▶ _Page text_
● ● ● ●
And some Web sites will be a lot safer! While reviewing incidents and deobfuscating a Web site today, I discovered an installation of a particular exploit kit that won't work after New Year's Eve. The site I found caught my attention because the code simply looks like garbage. As the saying goes, "One man's trash is another man's treasure." So I started digging into the obfuscation of the code and found something that I thought would be topical considering today's date. The code in this exploit kit will actually expire at midnight on New Year's Eve local time! In this post, I'll cover how I came across this and show you how and why the exploit kit installations will expire.
Here is a screen shot of the code in the original state as I found it:
You may notice right off the bat that there is a Java exploit in there, but the focus of this post is in the obfuscated script that is meant to exploit the client browser. If you have read any of my previous blog posts, you know that I tend to zero in on long streams of data in an obfuscated script. More often than not, that is where the multiple exploits of an obfuscated script live, and also usually where the deobfuscation routine can be found. So let's have a look at that part of the script and beautify it a bit so that we can see more clearly what is going on.
Here is a screen shot of the part we want to focus on:
The attack script is obfuscated in the var w declaration above. We can see that variable holds a long string of digits. We can also see that there is a masked String.fromCharCode a little further down in the script. Right away, we might assume that this is a simple character code obfuscation, but with numbers like 1001, 1361, 426..., this assumption would be incorrect. Just looking at the script for a bit, we can see what is going on for the deobfuscation. A loop is using String.fromCharCode to generate characters from the difference between the latter half of w and the first half of w. However, this is not the focus, and the funny part, of this blog posting.
● ● ● ●
List the numbers the blog post above quotes as examples from the long string of digits in w.

▶ _Data excerpts_
● ● ● ●
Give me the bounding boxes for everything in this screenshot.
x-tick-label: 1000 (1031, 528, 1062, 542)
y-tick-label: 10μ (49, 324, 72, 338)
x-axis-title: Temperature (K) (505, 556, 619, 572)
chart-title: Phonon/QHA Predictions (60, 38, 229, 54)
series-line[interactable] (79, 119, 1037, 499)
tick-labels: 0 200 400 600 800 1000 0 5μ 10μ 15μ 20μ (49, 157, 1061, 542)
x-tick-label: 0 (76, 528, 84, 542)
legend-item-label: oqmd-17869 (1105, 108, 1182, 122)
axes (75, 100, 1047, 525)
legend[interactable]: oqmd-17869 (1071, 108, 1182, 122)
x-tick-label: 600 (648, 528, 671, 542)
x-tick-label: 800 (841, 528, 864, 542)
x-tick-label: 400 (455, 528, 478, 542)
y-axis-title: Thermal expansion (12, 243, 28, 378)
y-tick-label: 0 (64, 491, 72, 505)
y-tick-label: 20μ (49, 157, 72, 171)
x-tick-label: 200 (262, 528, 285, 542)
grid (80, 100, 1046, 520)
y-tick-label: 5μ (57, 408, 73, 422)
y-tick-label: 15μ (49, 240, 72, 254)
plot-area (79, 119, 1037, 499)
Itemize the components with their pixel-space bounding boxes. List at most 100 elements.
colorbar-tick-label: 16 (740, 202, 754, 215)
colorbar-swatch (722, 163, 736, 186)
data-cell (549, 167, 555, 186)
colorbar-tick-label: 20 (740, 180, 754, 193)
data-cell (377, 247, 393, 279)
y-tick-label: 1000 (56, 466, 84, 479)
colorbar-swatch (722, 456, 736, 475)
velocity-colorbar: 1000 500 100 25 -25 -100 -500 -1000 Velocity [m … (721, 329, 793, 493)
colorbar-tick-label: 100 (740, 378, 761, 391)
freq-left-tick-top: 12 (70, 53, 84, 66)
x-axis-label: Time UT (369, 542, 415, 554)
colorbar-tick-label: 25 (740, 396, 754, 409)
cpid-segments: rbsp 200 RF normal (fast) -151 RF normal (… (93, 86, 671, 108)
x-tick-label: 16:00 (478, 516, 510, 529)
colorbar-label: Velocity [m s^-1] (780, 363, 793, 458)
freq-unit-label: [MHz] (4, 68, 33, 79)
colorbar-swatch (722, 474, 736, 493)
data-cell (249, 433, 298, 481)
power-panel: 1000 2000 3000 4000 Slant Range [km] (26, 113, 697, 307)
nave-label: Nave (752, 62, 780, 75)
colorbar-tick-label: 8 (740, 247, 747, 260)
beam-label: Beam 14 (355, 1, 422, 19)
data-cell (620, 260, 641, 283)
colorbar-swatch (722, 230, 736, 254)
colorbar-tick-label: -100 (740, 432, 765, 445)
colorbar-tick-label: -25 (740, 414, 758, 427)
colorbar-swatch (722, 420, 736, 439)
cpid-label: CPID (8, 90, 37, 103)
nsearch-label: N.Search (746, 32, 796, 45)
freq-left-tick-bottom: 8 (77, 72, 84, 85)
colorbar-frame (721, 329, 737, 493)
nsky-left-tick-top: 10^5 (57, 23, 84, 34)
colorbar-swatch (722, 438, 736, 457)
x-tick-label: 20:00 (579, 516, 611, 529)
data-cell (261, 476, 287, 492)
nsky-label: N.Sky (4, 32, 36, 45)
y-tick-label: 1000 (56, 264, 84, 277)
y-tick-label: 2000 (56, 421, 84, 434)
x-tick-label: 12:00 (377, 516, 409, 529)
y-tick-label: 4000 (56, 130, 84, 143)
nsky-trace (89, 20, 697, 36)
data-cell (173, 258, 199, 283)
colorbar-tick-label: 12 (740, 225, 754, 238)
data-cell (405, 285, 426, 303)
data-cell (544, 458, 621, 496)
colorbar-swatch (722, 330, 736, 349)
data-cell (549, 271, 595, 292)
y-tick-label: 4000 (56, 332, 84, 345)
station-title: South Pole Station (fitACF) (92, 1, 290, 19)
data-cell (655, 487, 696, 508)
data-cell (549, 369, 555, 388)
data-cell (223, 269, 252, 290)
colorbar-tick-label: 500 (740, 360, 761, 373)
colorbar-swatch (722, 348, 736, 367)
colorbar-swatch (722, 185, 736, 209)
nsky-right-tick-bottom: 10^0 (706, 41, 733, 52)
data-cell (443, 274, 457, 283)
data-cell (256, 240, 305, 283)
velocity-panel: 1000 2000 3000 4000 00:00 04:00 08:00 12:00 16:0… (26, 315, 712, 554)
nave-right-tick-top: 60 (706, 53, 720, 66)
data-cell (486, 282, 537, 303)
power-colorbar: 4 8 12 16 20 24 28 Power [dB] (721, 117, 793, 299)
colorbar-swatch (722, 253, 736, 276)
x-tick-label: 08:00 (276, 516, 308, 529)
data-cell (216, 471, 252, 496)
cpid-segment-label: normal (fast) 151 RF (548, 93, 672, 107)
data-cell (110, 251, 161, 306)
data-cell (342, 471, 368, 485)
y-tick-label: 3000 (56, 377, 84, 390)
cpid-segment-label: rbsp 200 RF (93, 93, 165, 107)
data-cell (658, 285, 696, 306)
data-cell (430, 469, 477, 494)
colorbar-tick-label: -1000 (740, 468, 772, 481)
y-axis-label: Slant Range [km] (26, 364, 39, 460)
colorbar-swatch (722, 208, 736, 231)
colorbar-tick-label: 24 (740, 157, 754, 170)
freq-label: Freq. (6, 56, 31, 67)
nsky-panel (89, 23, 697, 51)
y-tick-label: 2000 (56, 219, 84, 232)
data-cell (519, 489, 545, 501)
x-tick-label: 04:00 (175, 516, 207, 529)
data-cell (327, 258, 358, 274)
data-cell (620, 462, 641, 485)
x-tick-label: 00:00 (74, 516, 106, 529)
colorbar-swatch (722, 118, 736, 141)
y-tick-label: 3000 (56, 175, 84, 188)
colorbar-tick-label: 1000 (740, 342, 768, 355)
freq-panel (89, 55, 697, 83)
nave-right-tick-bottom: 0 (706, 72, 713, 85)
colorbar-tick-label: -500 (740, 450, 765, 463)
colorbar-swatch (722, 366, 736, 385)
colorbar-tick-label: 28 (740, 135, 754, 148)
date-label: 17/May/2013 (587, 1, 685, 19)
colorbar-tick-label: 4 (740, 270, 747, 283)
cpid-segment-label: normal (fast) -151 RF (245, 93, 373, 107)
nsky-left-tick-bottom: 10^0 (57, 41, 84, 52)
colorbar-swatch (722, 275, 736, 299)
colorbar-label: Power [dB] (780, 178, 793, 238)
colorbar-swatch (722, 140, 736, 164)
● ● ● ●
▶ _Output_
1001, 1361, 426